Set task –
Write the material out again in full, exactly.

..............................

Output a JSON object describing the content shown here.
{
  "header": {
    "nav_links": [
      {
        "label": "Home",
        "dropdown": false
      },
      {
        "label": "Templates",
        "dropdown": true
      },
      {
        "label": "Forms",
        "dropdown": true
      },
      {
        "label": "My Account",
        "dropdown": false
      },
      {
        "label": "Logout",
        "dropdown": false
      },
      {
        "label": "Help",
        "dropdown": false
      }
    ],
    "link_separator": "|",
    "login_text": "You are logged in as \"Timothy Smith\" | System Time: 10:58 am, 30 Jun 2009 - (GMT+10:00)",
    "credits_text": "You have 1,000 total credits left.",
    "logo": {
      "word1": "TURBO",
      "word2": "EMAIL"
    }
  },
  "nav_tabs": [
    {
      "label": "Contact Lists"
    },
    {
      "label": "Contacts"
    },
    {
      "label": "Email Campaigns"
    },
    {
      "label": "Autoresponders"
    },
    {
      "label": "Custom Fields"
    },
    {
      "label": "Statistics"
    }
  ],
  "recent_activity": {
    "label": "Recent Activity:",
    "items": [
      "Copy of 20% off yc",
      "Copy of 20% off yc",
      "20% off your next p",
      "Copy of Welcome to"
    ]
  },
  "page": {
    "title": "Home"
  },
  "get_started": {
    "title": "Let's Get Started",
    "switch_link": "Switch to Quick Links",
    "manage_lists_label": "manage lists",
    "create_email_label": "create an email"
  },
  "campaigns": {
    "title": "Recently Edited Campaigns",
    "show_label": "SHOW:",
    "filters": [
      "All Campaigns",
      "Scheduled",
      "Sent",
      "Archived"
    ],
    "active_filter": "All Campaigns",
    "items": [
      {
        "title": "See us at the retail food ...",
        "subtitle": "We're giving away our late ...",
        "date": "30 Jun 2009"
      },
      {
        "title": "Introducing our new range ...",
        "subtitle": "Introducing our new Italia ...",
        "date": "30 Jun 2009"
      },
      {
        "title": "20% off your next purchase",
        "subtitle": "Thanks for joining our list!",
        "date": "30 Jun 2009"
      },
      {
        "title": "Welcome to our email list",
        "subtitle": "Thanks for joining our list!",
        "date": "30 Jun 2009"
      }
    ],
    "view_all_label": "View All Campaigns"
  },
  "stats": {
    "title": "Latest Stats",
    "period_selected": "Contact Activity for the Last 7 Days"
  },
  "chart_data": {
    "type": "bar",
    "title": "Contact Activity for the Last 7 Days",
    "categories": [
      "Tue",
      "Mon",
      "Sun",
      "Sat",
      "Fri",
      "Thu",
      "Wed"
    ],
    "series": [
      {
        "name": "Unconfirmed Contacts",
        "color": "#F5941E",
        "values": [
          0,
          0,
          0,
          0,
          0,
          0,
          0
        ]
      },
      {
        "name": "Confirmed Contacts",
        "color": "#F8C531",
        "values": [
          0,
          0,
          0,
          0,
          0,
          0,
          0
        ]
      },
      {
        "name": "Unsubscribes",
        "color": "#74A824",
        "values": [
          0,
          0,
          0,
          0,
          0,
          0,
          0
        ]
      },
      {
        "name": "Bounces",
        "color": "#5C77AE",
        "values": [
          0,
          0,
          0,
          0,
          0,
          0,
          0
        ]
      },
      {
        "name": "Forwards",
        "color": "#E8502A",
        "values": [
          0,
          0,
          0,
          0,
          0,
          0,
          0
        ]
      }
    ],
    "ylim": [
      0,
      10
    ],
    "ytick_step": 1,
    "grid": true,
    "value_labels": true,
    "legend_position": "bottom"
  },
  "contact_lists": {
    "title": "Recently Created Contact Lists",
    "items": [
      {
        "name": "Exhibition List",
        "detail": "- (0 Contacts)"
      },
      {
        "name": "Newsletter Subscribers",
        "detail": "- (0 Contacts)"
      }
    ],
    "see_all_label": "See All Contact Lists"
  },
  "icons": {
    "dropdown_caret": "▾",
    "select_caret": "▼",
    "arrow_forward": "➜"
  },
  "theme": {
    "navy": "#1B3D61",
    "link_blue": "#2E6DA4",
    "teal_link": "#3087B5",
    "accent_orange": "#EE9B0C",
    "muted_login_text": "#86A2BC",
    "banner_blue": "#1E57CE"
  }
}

..............................

The result –
Output a JSON object describing the content shown here.
{
  "header": {
    "nav_links": [
      {
        "label": "Home",
        "dropdown": false
      },
      {
        "label": "Templates",
        "dropdown": true
      },
      {
        "label": "Forms",
        "dropdown": true
      },
      {
        "label": "My Account",
        "dropdown": false
      },
      {
        "label": "Logout",
        "dropdown": false
      },
      {
        "label": "Help",
        "dropdown": false
      }
    ],
    "link_separator": "|",
    "login_text": "You are logged in as \"Timothy Smith\" | System Time: 10:58 am, 30 Jun 2009 - (GMT+10:00)",
    "credits_text": "You have 1,000 total credits left.",
    "logo": {
      "word1": "TURBO",
      "word2": "EMAIL"
    }
  },
  "nav_tabs": [
    {
      "label": "Contact Lists"
    },
    {
      "label": "Contacts"
    },
    {
      "label": "Email Campaigns"
    },
    {
      "label": "Autoresponders"
    },
    {
      "label": "Custom Fields"
    },
    {
      "label": "Statistics"
    }
  ],
  "recent_activity": {
    "label": "Recent Activity:",
    "items": [
      "Copy of 20% off yc",
      "Copy of 20% off yc",
      "20% off your next p",
      "Copy of Welcome to"
    ]
  },
  "page": {
    "title": "Home"
  },
  "get_started": {
    "title": "Let's Get Started",
    "switch_link": "Switch to Quick Links",
    "manage_lists_label": "manage lists",
    "create_email_label": "create an email"
  },
  "campaigns": {
    "title": "Recently Edited Campaigns",
    "show_label": "SHOW:",
    "filters": [
      "All Campaigns",
      "Scheduled",
      "Sent",
      "Archived"
    ],
    "active_filter": "All Campaigns",
    "items": [
      {
        "title": "See us at the retail food ...",
        "subtitle": "We're giving away our late ...",
        "date": "30 Jun 2009"
      },
      {
        "title": "Introducing our new range ...",
        "subtitle": "Introducing our new Italia ...",
        "date": "30 Jun 2009"
      },
      {
        "title": "20% off your next purchase",
        "subtitle": "Thanks for joining our list!",
        "date": "30 Jun 2009"
      },
      {
        "title": "Welcome to our email list",
        "subtitle": "Thanks for joining our list!",
        "date": "30 Jun 2009"
      }
    ],
    "view_all_label": "View All Campaigns"
  },
  "stats": {
    "title": "Latest Stats",
    "period_selected": "Contact Activity for the Last 7 Days"
  },
  "chart_data": {
    "type": "bar",
    "title": "Contact Activity for the Last 7 Days",
    "categories": [
      "Tue",
      "Mon",
      "Sun",
      "Sat",
      "Fri",
      "Thu",
      "Wed"
    ],
    "series": [
      {
        "name": "Unconfirmed Contacts",
        "color": "#F5941E",
        "values": [
          0,
          0,
          0,
          0,
          0,
          0,
          0
        ]
      },
      {
        "name": "Confirmed Contacts",
        "color": "#F8C531",
        "values": [
          0,
          0,
          0,
          0,
          0,
          0,
          0
        ]
      },
      {
        "name": "Unsubscribes",
        "color": "#74A824",
        "values": [
          0,
          0,
          0,
          0,
          0,
          0,
          0
        ]
      },
      {
        "name": "Bounces",
        "color": "#5C77AE",
        "values": [
          0,
          0,
          0,
          0,
          0,
          0,
          0
        ]
      },
      {
        "name": "Forwards",
        "color": "#E8502A",
        "values": [
          0,
          0,
          0,
          0,
          0,
          0,
          0
        ]
      }
    ],
    "ylim": [
      0,
      10
    ],
    "ytick_step": 1,
    "grid": true,
    "value_labels": true,
    "legend_position": "bottom"
  },
  "contact_lists": {
    "title": "Recently Created Contact Lists",
    "items": [
      {
        "name": "Exhibition List",
        "detail": "- (0 Contacts)"
      },
      {
        "name": "Newsletter Subscribers",
        "detail": "- (0 Contacts)"
      }
    ],
    "see_all_label": "See All Contact Lists"
  },
  "icons": {
    "dropdown_caret": "▾",
    "select_caret": "▼",
    "arrow_forward": "➜"
  },
  "theme": {
    "navy": "#1B3D61",
    "link_blue": "#2E6DA4",
    "teal_link": "#3087B5",
    "accent_orange": "#EE9B0C",
    "muted_login_text": "#86A2BC",
    "banner_blue": "#1E57CE"
  }
}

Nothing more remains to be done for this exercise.